### Extracted records
================

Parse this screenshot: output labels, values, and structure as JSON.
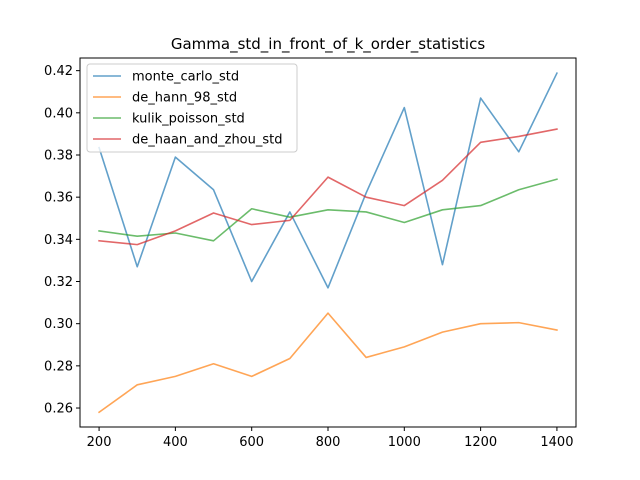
{
  "chart_data": {
    "type": "line",
    "title": "Gamma_std_in_front_of_k_order_statistics",
    "xlabel": "",
    "ylabel": "",
    "x": [
      200,
      300,
      400,
      500,
      600,
      700,
      800,
      900,
      1000,
      1100,
      1200,
      1300,
      1400
    ],
    "xlim": [
      150,
      1450
    ],
    "ylim": [
      0.251,
      0.426
    ],
    "xticks": [
      200,
      400,
      600,
      800,
      1000,
      1200,
      1400
    ],
    "xtick_labels": [
      "200",
      "400",
      "600",
      "800",
      "1000",
      "1200",
      "1400"
    ],
    "yticks": [
      0.26,
      0.28,
      0.3,
      0.32,
      0.34,
      0.36,
      0.38,
      0.4,
      0.42
    ],
    "ytick_labels": [
      "0.26",
      "0.28",
      "0.30",
      "0.32",
      "0.34",
      "0.36",
      "0.38",
      "0.40",
      "0.42"
    ],
    "grid": false,
    "legend_position": "top-left",
    "series": [
      {
        "name": "monte_carlo_std",
        "color": "#1f77b4",
        "values": [
          0.3835,
          0.327,
          0.379,
          0.3635,
          0.32,
          0.353,
          0.317,
          0.362,
          0.4025,
          0.328,
          0.407,
          0.3815,
          0.4188
        ]
      },
      {
        "name": "de_hann_98_std",
        "color": "#ff7f0e",
        "values": [
          0.258,
          0.271,
          0.275,
          0.281,
          0.275,
          0.2835,
          0.305,
          0.284,
          0.289,
          0.296,
          0.3,
          0.3005,
          0.297
        ]
      },
      {
        "name": "kulik_poisson_std",
        "color": "#2ca02c",
        "values": [
          0.344,
          0.3415,
          0.343,
          0.3393,
          0.3545,
          0.3505,
          0.354,
          0.353,
          0.348,
          0.354,
          0.356,
          0.3635,
          0.3685
        ]
      },
      {
        "name": "de_haan_and_zhou_std",
        "color": "#d62728",
        "values": [
          0.3393,
          0.3375,
          0.344,
          0.3525,
          0.347,
          0.349,
          0.3695,
          0.36,
          0.356,
          0.368,
          0.386,
          0.3888,
          0.3923
        ]
      }
    ]
  }
}
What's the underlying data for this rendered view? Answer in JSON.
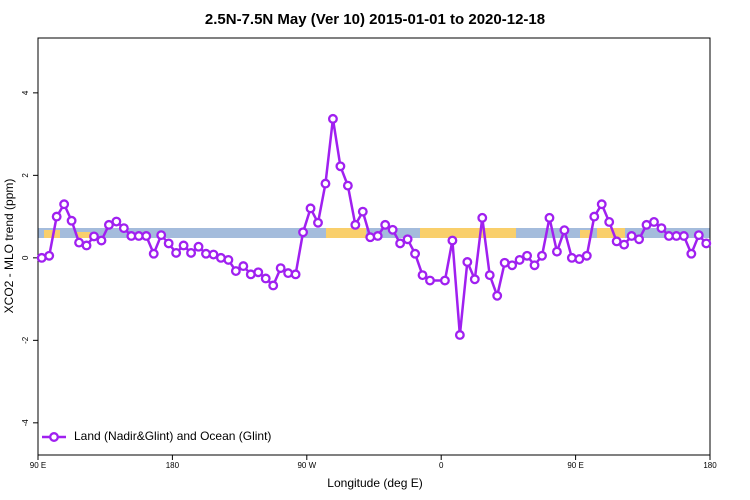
{
  "chart_data": {
    "type": "line",
    "title": "2.5N-7.5N May (Ver 10)   2015-01-01 to 2020-12-18",
    "xlabel": "Longitude (deg E)",
    "ylabel": "XCO2 - MLO trend (ppm)",
    "x": [
      92.5,
      97.5,
      102.5,
      107.5,
      112.5,
      117.5,
      122.5,
      127.5,
      132.5,
      137.5,
      142.5,
      147.5,
      152.5,
      157.5,
      162.5,
      167.5,
      172.5,
      177.5,
      182.5,
      187.5,
      192.5,
      197.5,
      202.5,
      207.5,
      212.5,
      217.5,
      222.5,
      227.5,
      232.5,
      237.5,
      242.5,
      247.5,
      252.5,
      257.5,
      262.5,
      267.5,
      272.5,
      277.5,
      282.5,
      287.5,
      292.5,
      297.5,
      302.5,
      307.5,
      312.5,
      317.5,
      322.5,
      327.5,
      332.5,
      337.5,
      342.5,
      347.5,
      352.5,
      362.5,
      367.5,
      372.5,
      377.5,
      382.5,
      387.5,
      392.5,
      397.5,
      402.5,
      407.5,
      412.5,
      417.5,
      422.5,
      427.5,
      432.5,
      437.5,
      442.5,
      447.5,
      452.5,
      457.5,
      462.5,
      467.5,
      472.5,
      477.5,
      482.5,
      487.5,
      492.5,
      497.5,
      502.5,
      507.5,
      512.5,
      517.5,
      522.5,
      527.5,
      532.5,
      537.5
    ],
    "series": [
      {
        "name": "Land (Nadir&Glint) and Ocean (Glint)",
        "color": "#a020f0",
        "values": [
          0,
          0.05,
          1.0,
          1.3,
          0.9,
          0.37,
          0.3,
          0.52,
          0.42,
          0.8,
          0.88,
          0.72,
          0.53,
          0.53,
          0.53,
          0.1,
          0.55,
          0.35,
          0.12,
          0.3,
          0.12,
          0.27,
          0.1,
          0.08,
          0,
          -0.05,
          -0.32,
          -0.2,
          -0.4,
          -0.35,
          -0.5,
          -0.67,
          -0.25,
          -0.37,
          -0.4,
          0.62,
          1.2,
          0.85,
          1.8,
          3.37,
          2.22,
          1.75,
          0.8,
          1.12,
          0.5,
          0.53,
          0.8,
          0.68,
          0.35,
          0.45,
          0.1,
          -0.42,
          -0.55,
          -0.55,
          0.42,
          -1.87,
          -0.1,
          -0.52,
          0.97,
          -0.42,
          -0.92,
          -0.12,
          -0.18,
          -0.05,
          0.05,
          -0.18,
          0.05,
          0.97,
          0.15,
          0.67,
          0,
          -0.03,
          0.05,
          1.0,
          1.3,
          0.87,
          0.4,
          0.32,
          0.53,
          0.45,
          0.8,
          0.87,
          0.72,
          0.53,
          0.53,
          0.53,
          0.1,
          0.55,
          0.35
        ]
      }
    ],
    "xlim": [
      90,
      540
    ],
    "xticks": [
      {
        "value": 90,
        "label": "90 E"
      },
      180,
      {
        "value": 270,
        "label": "90 W"
      },
      {
        "value": 360,
        "label": "0"
      },
      {
        "value": 450,
        "label": "90 E"
      },
      {
        "value": 540,
        "label": "180"
      }
    ],
    "ylim": [
      -4.78,
      5.33
    ],
    "yticks": [
      -4,
      -2,
      0,
      2,
      4
    ],
    "legend": "bottomleft"
  }
}
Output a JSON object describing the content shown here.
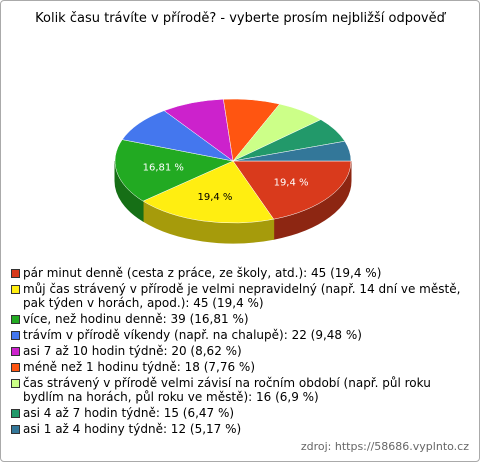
{
  "chart_data": {
    "type": "pie",
    "title": "Kolik času trávíte v přírodě? - vyberte prosím nejbližší odpověď",
    "categories": [
      "pár minut denně (cesta z práce, ze školy, atd.): 45 (19,4 %)",
      "můj čas strávený v přírodě je velmi nepravidelný (např. 14 dní ve městě, pak týden v horách, apod.): 45 (19,4 %)",
      "více, než hodinu denně: 39 (16,81 %)",
      "trávím v přírodě víkendy (např. na chalupě): 22 (9,48 %)",
      "asi 7 až 10 hodin týdně: 20 (8,62 %)",
      "méně než 1 hodinu týdně: 18 (7,76 %)",
      "čas strávený v přírodě velmi závisí na ročním období (např. půl roku bydlím na horách, půl roku ve městě): 16 (6,9 %)",
      "asi 4 až 7 hodin týdně: 15 (6,47 %)",
      "asi 1 až 4 hodiny týdně: 12 (5,17 %)"
    ],
    "values": [
      19.4,
      19.4,
      16.81,
      9.48,
      8.62,
      7.76,
      6.9,
      6.47,
      5.17
    ],
    "value_labels": [
      "19,4 %",
      "19,4 %",
      "16,81 %",
      null,
      null,
      null,
      null,
      null,
      null
    ],
    "colors": [
      "#d93a1c",
      "#ffee11",
      "#22aa22",
      "#4477ee",
      "#cc22cc",
      "#ff5511",
      "#ccff88",
      "#22996a",
      "#337799"
    ],
    "source": "zdroj: https://58686.vyplnto.cz"
  }
}
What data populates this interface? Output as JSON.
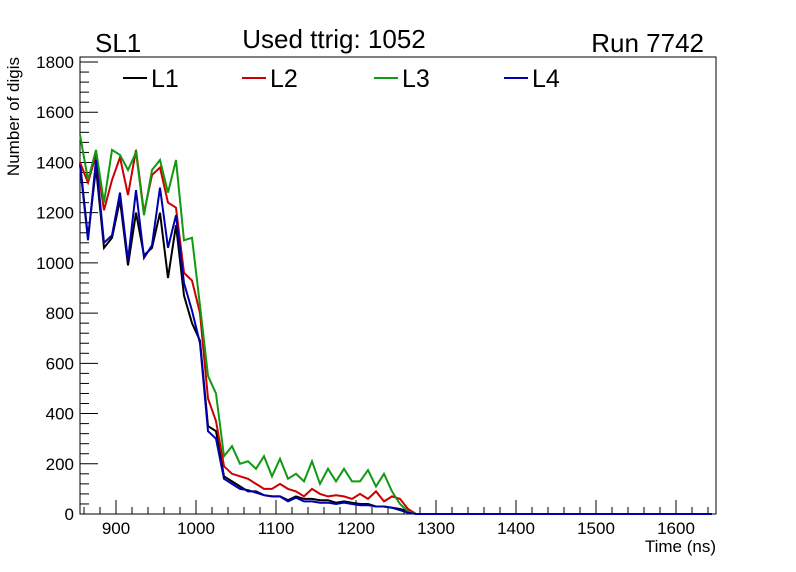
{
  "chart_data": {
    "type": "line",
    "title_left": "SL1",
    "title": "Used ttrig: 1052",
    "title_right": "Run 7742",
    "xlabel": "Time (ns)",
    "ylabel": "Number of digis",
    "xlim": [
      855,
      1650
    ],
    "ylim": [
      0,
      1820
    ],
    "x_ticks": [
      900,
      1000,
      1100,
      1200,
      1300,
      1400,
      1500,
      1600,
      1700
    ],
    "y_ticks": [
      0,
      200,
      400,
      600,
      800,
      1000,
      1200,
      1400,
      1600,
      1800
    ],
    "x_tick_labels": [
      "900",
      "1000",
      "1100",
      "1200",
      "1300",
      "1400",
      "1500",
      "1600"
    ],
    "y_tick_labels": [
      "0",
      "200",
      "400",
      "600",
      "800",
      "1000",
      "1200",
      "1400",
      "1600",
      "1800"
    ],
    "grid": false,
    "legend_position": "top",
    "x": [
      855,
      865,
      875,
      885,
      895,
      905,
      915,
      925,
      935,
      945,
      955,
      965,
      975,
      985,
      995,
      1005,
      1015,
      1025,
      1035,
      1045,
      1055,
      1065,
      1075,
      1085,
      1095,
      1105,
      1115,
      1125,
      1135,
      1145,
      1155,
      1165,
      1175,
      1185,
      1195,
      1205,
      1215,
      1225,
      1235,
      1245,
      1255,
      1265,
      1275,
      1285,
      1295,
      1305,
      1315,
      1325,
      1335,
      1345,
      1355,
      1365,
      1375,
      1385,
      1395,
      1405,
      1415,
      1425,
      1435,
      1445,
      1455,
      1465,
      1475,
      1485,
      1495,
      1505,
      1515,
      1525,
      1535,
      1545,
      1555,
      1565,
      1575,
      1585,
      1595,
      1605,
      1615,
      1625,
      1635,
      1645
    ],
    "series": [
      {
        "name": "L1",
        "color": "#000000",
        "values": [
          1400,
          1100,
          1380,
          1060,
          1100,
          1250,
          990,
          1200,
          1030,
          1060,
          1200,
          940,
          1150,
          870,
          760,
          690,
          350,
          330,
          150,
          130,
          110,
          90,
          90,
          75,
          70,
          70,
          55,
          70,
          60,
          60,
          55,
          55,
          45,
          50,
          45,
          40,
          40,
          30,
          30,
          25,
          20,
          10,
          0,
          0,
          0,
          0,
          0,
          0,
          0,
          0,
          0,
          0,
          0,
          0,
          0,
          0,
          0,
          0,
          0,
          0,
          0,
          0,
          0,
          0,
          0,
          0,
          0,
          0,
          0,
          0,
          0,
          0,
          0,
          0,
          0,
          0,
          0,
          0,
          0,
          0
        ]
      },
      {
        "name": "L2",
        "color": "#cc0000",
        "values": [
          1400,
          1320,
          1430,
          1210,
          1330,
          1420,
          1270,
          1450,
          1200,
          1350,
          1380,
          1240,
          1220,
          960,
          930,
          800,
          460,
          370,
          190,
          160,
          150,
          140,
          120,
          100,
          100,
          120,
          100,
          90,
          70,
          100,
          80,
          70,
          75,
          70,
          60,
          80,
          60,
          90,
          50,
          70,
          60,
          20,
          0,
          0,
          0,
          0,
          0,
          0,
          0,
          0,
          0,
          0,
          0,
          0,
          0,
          0,
          0,
          0,
          0,
          0,
          0,
          0,
          0,
          0,
          0,
          0,
          0,
          0,
          0,
          0,
          0,
          0,
          0,
          0,
          0,
          0,
          0,
          0,
          0,
          0
        ]
      },
      {
        "name": "L3",
        "color": "#119911",
        "values": [
          1510,
          1330,
          1450,
          1240,
          1450,
          1430,
          1370,
          1440,
          1190,
          1370,
          1410,
          1280,
          1410,
          1090,
          1100,
          830,
          550,
          480,
          230,
          270,
          200,
          210,
          180,
          230,
          150,
          220,
          140,
          160,
          130,
          210,
          120,
          180,
          130,
          180,
          130,
          130,
          175,
          110,
          160,
          90,
          40,
          10,
          0,
          0,
          0,
          0,
          0,
          0,
          0,
          0,
          0,
          0,
          0,
          0,
          0,
          0,
          0,
          0,
          0,
          0,
          0,
          0,
          0,
          0,
          0,
          0,
          0,
          0,
          0,
          0,
          0,
          0,
          0,
          0,
          0,
          0,
          0,
          0,
          0,
          0
        ]
      },
      {
        "name": "L4",
        "color": "#0000aa",
        "values": [
          1390,
          1090,
          1410,
          1080,
          1110,
          1280,
          1010,
          1290,
          1020,
          1070,
          1300,
          1060,
          1190,
          920,
          810,
          680,
          330,
          300,
          140,
          120,
          100,
          95,
          85,
          75,
          70,
          70,
          50,
          65,
          50,
          50,
          45,
          45,
          40,
          45,
          40,
          35,
          35,
          30,
          30,
          25,
          15,
          5,
          0,
          0,
          0,
          0,
          0,
          0,
          0,
          0,
          0,
          0,
          0,
          0,
          0,
          0,
          0,
          0,
          0,
          0,
          0,
          0,
          0,
          0,
          0,
          0,
          0,
          0,
          0,
          0,
          0,
          0,
          0,
          0,
          0,
          0,
          0,
          0,
          0,
          0
        ]
      }
    ]
  }
}
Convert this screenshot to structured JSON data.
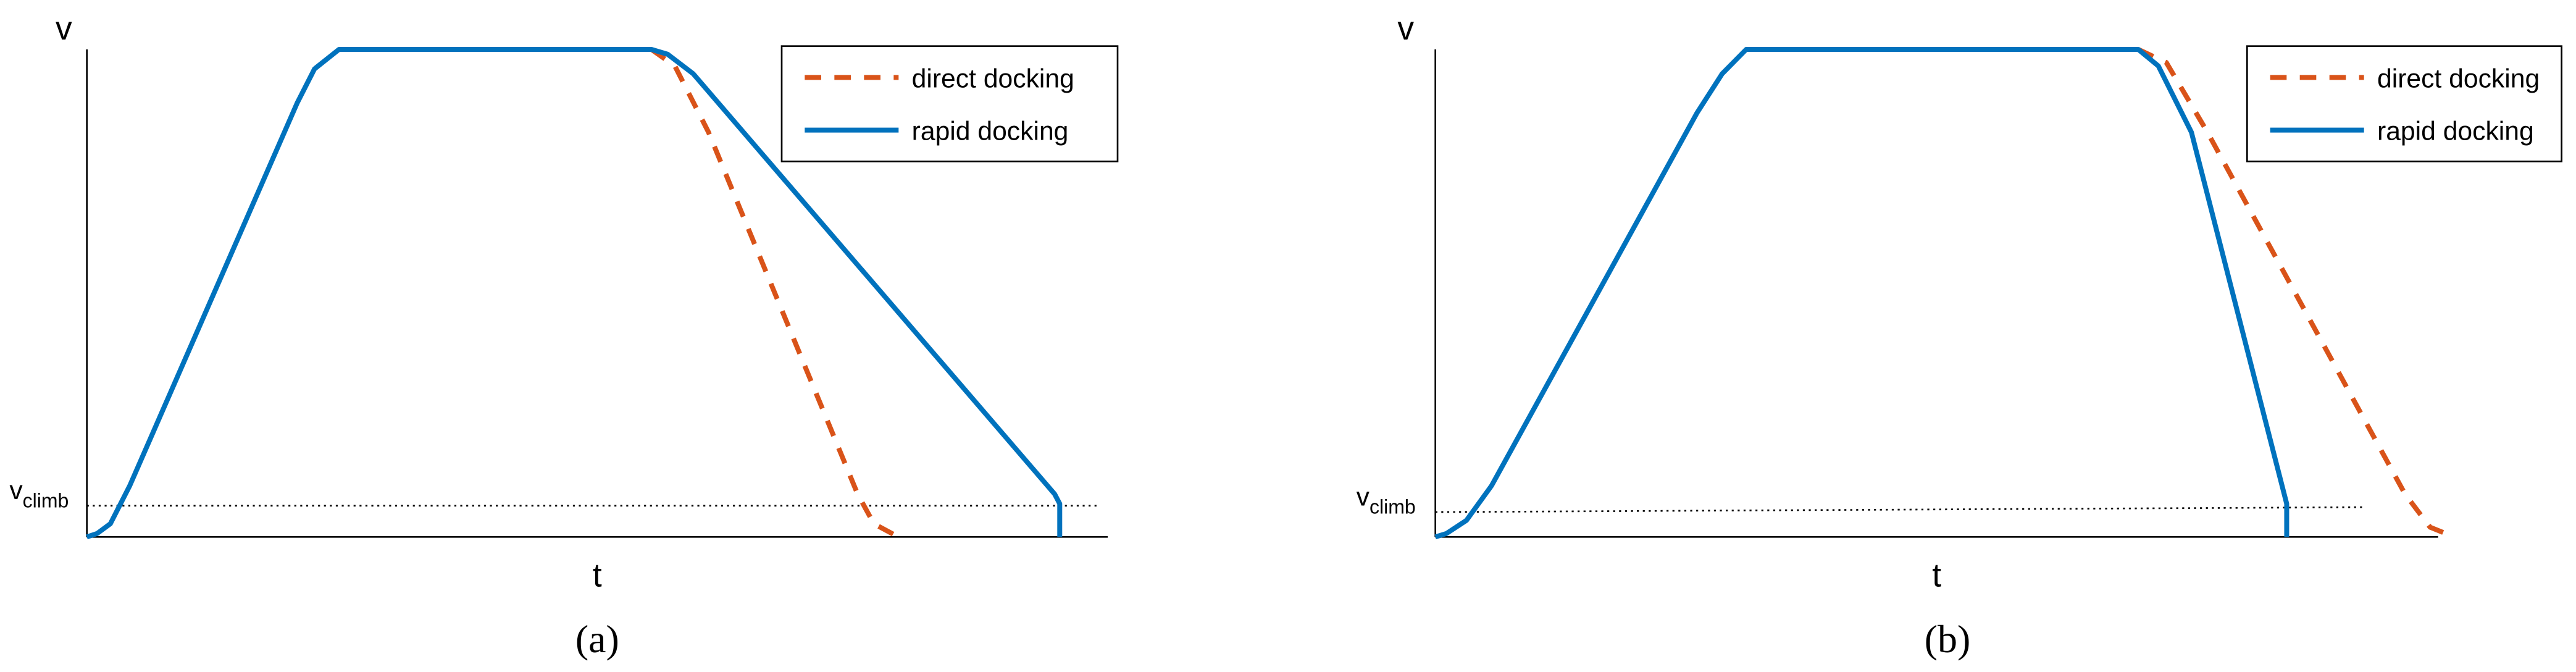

================

### Aim
Look through the listing above. Pick out each line with "What" and copy it.

### Reply
What's the underlying data for this rendered view? Answer in JSON.
What data populates this interface? Output as JSON.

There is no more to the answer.